### INFORMATION SHOWN:
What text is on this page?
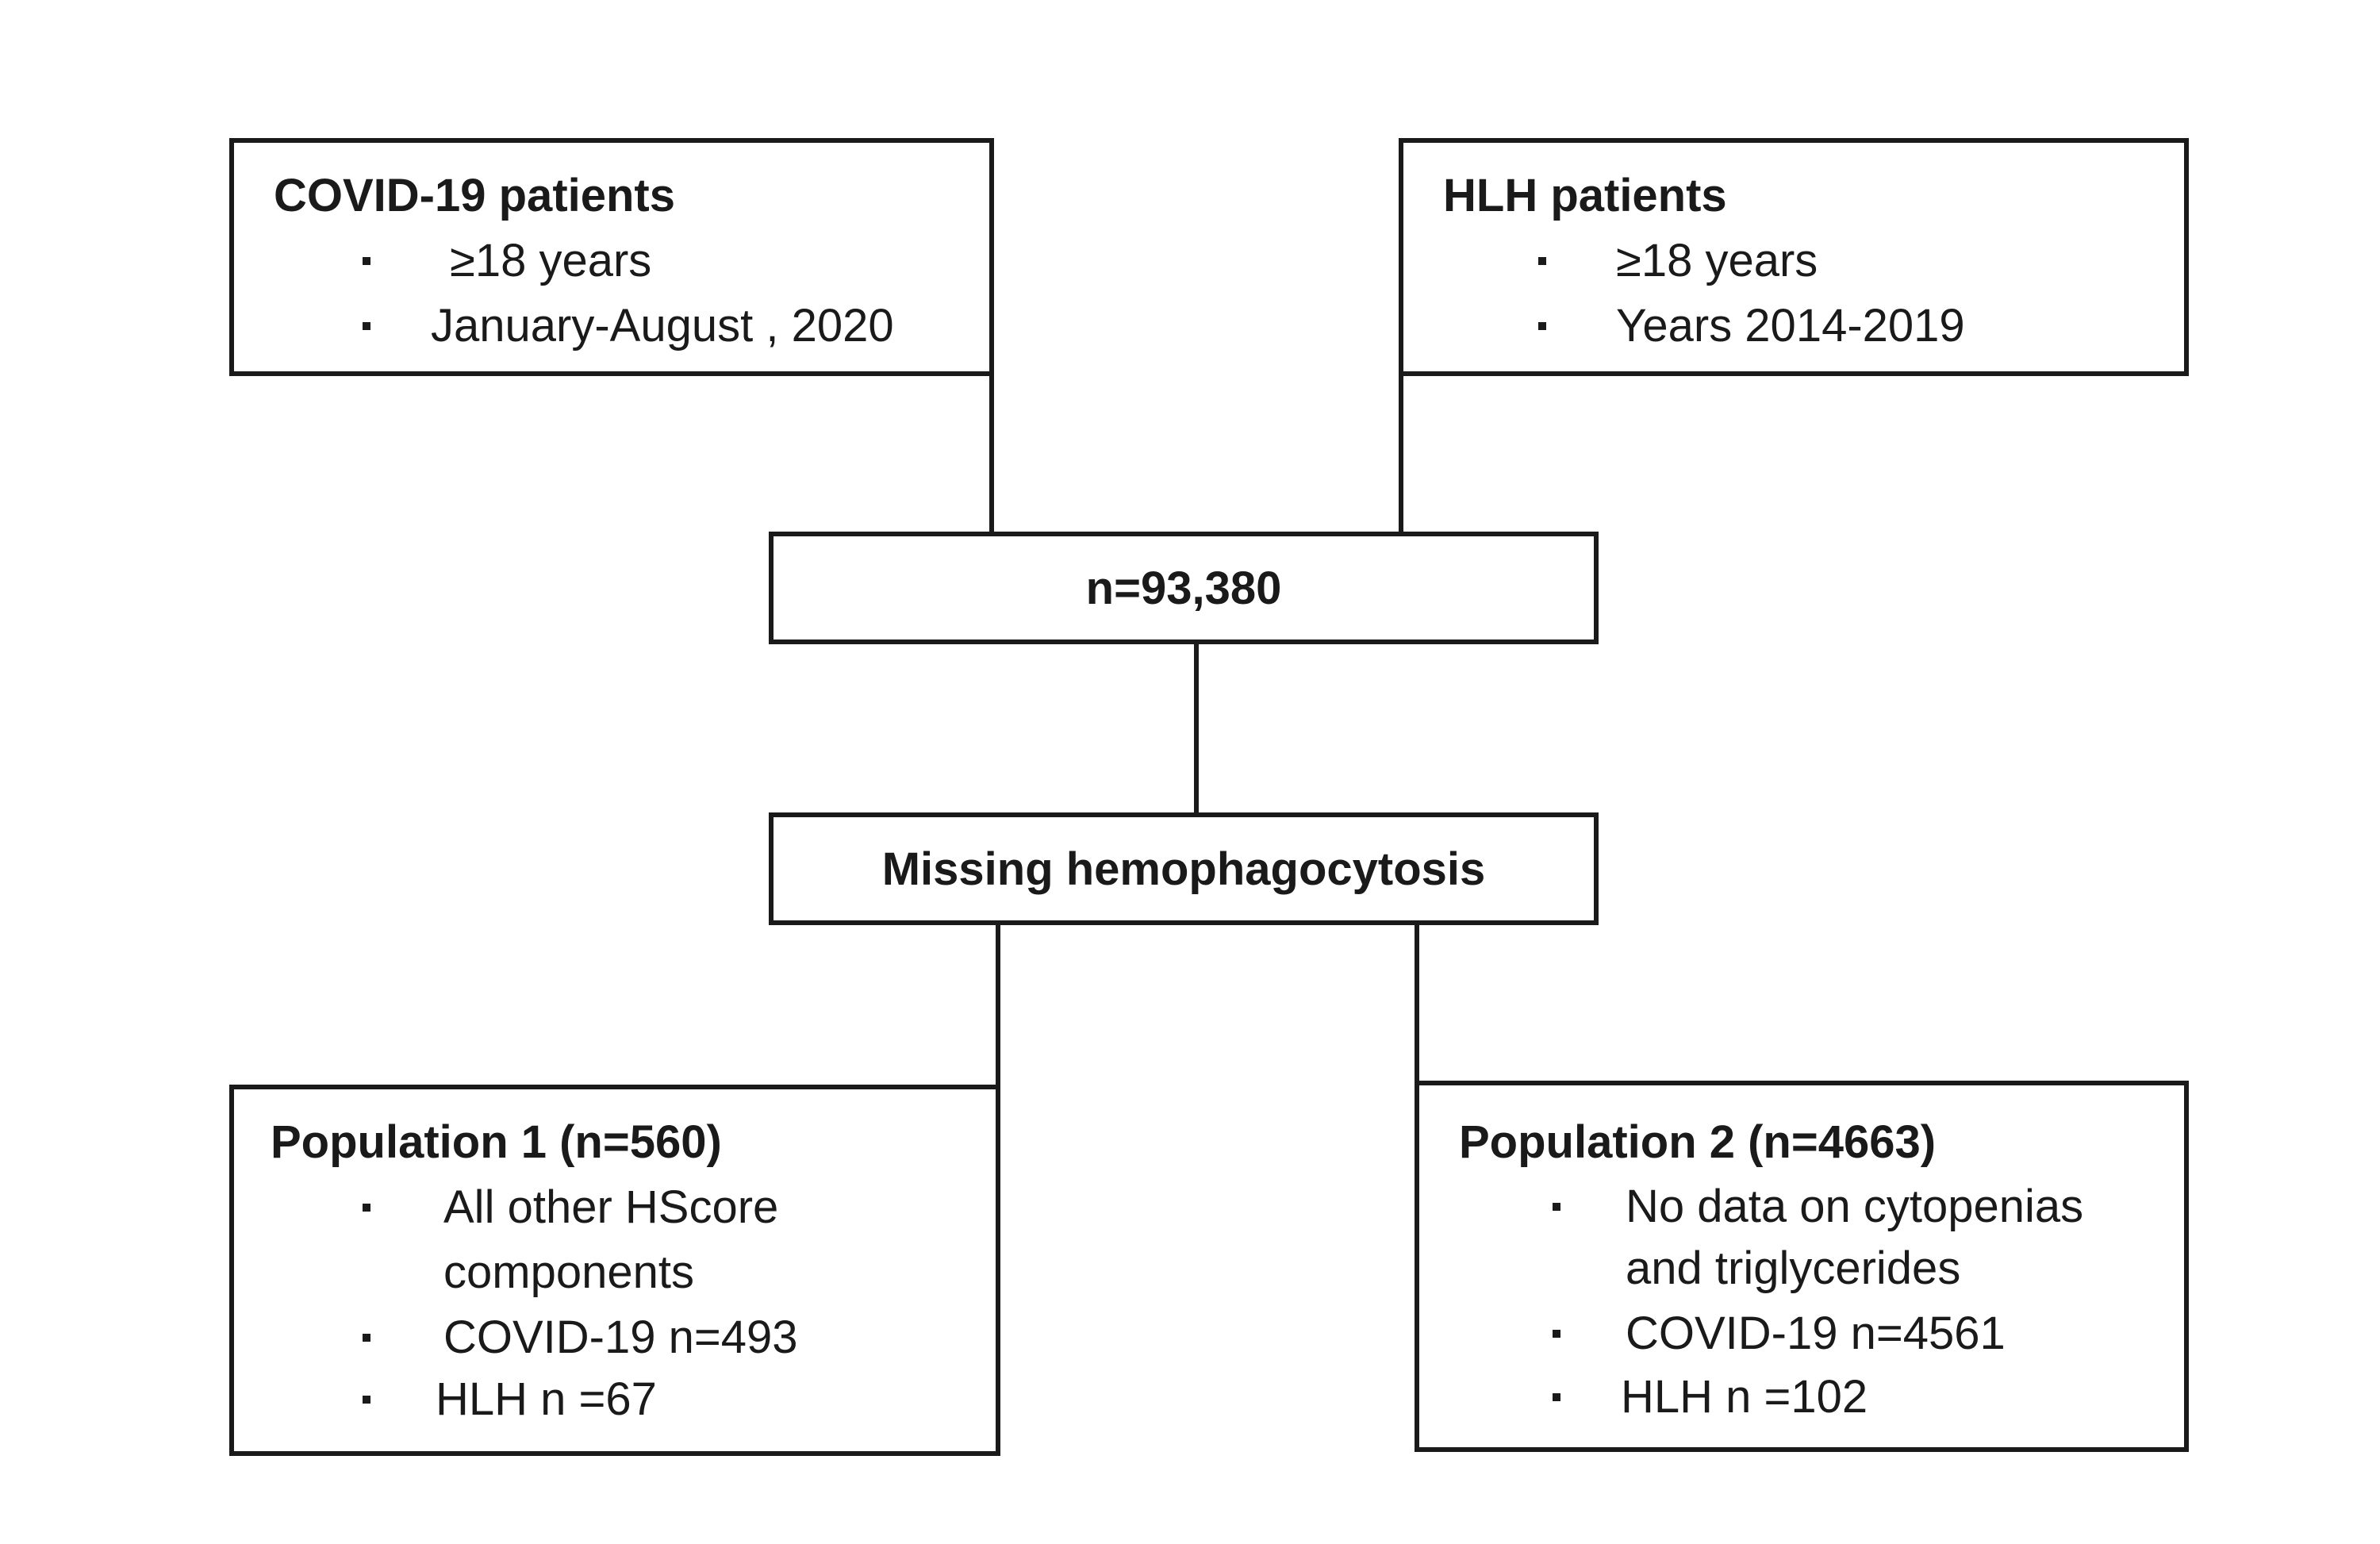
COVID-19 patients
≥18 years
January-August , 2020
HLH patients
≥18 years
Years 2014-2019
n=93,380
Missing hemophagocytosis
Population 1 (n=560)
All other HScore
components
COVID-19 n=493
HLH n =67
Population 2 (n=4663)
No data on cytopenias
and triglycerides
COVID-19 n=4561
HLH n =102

* * *

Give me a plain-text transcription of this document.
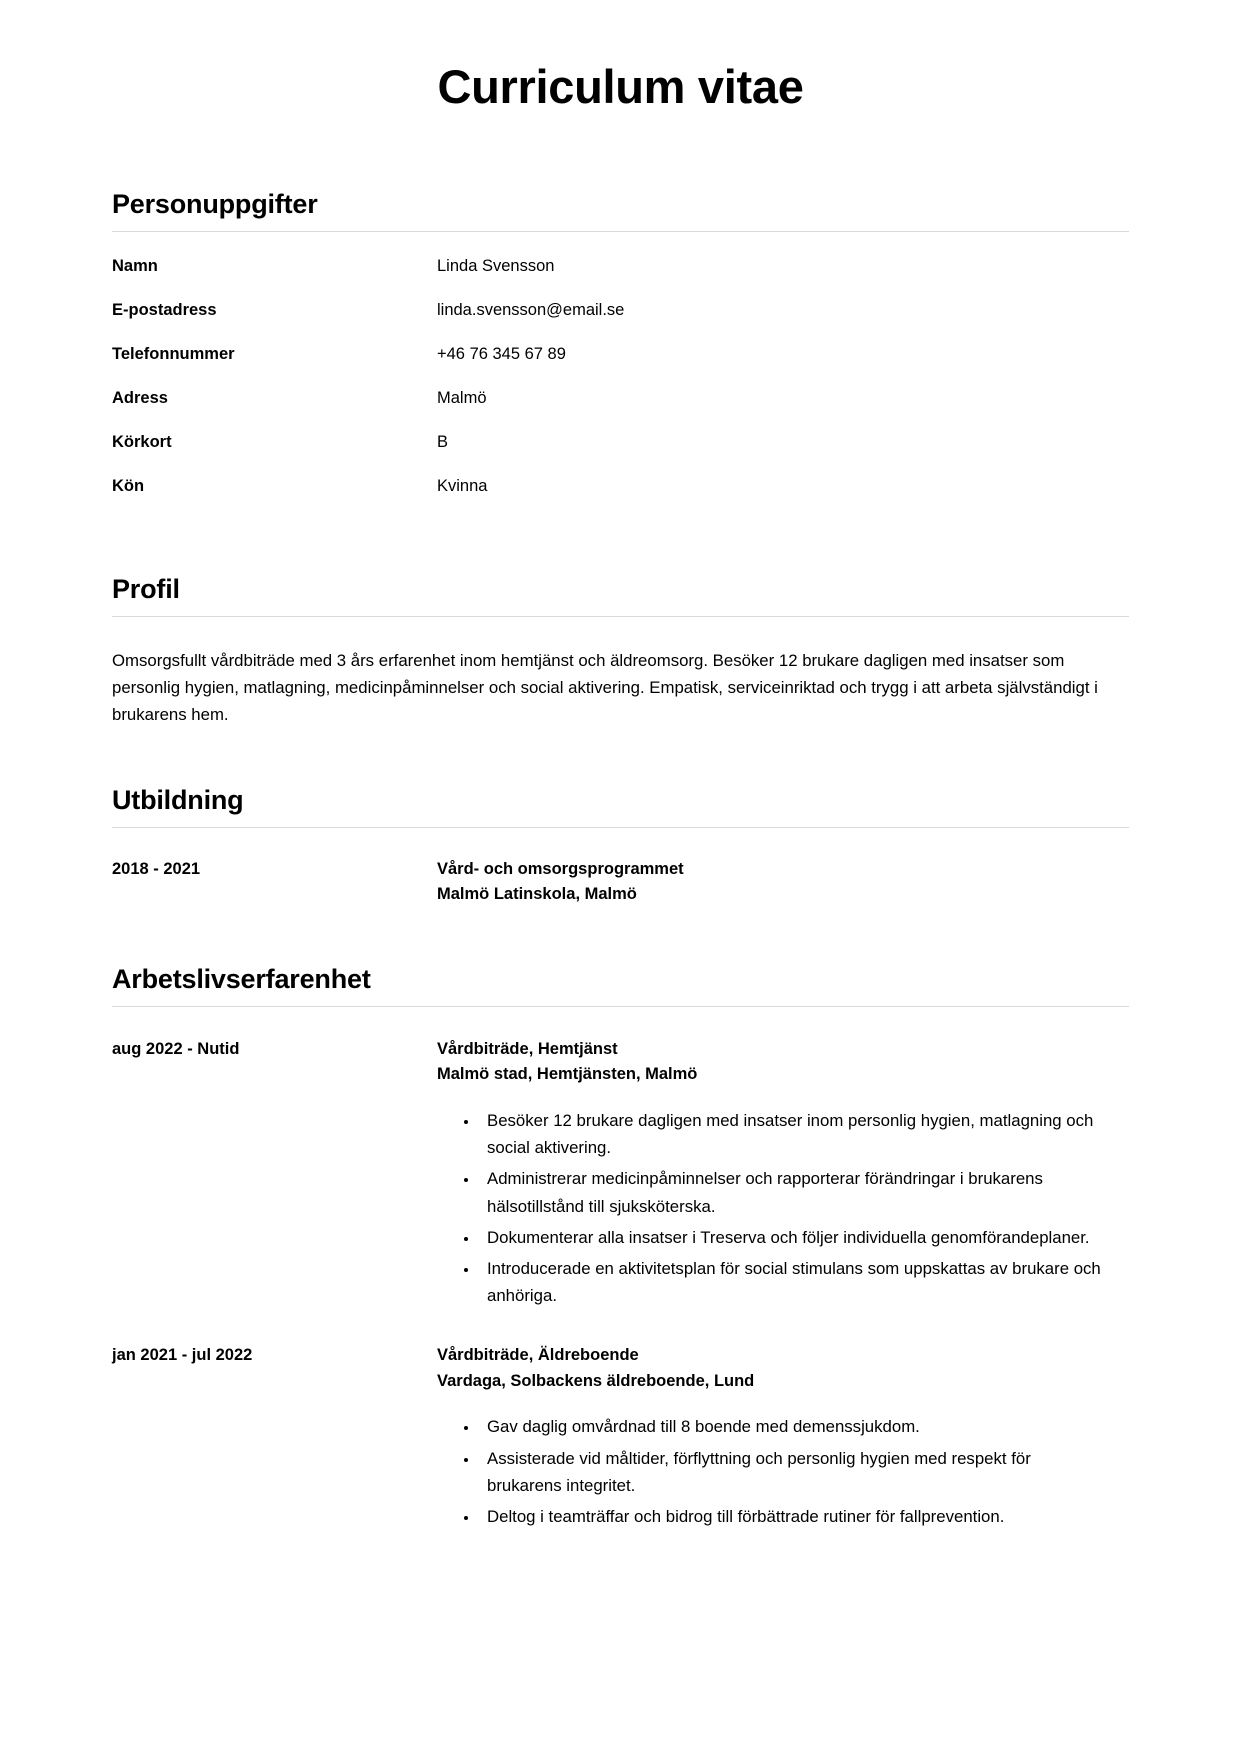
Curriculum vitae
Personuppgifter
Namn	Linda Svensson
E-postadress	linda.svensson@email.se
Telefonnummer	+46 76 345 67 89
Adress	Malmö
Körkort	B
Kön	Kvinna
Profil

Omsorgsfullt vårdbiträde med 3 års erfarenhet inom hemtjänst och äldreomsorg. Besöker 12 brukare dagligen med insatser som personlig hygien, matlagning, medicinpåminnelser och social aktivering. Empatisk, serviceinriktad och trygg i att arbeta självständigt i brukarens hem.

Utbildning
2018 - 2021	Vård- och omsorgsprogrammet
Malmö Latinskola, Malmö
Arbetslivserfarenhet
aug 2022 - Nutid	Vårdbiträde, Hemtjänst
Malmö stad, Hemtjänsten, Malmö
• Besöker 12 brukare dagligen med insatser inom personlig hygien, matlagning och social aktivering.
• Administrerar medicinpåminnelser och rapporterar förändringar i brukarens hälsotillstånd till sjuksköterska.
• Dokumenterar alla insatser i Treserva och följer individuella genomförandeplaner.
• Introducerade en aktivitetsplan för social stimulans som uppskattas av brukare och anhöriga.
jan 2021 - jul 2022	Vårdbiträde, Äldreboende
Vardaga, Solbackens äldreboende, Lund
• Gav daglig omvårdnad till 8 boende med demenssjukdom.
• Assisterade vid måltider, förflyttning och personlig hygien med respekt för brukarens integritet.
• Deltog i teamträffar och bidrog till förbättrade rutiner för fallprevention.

### EXERCISE BRIEF:
In the entries, find every line holding "Malmö" and copy it.

### EXERCISE SOLUTION:
Adress	Malmö
Malmö Latinskola, Malmö
Malmö stad, Hemtjänsten, Malmö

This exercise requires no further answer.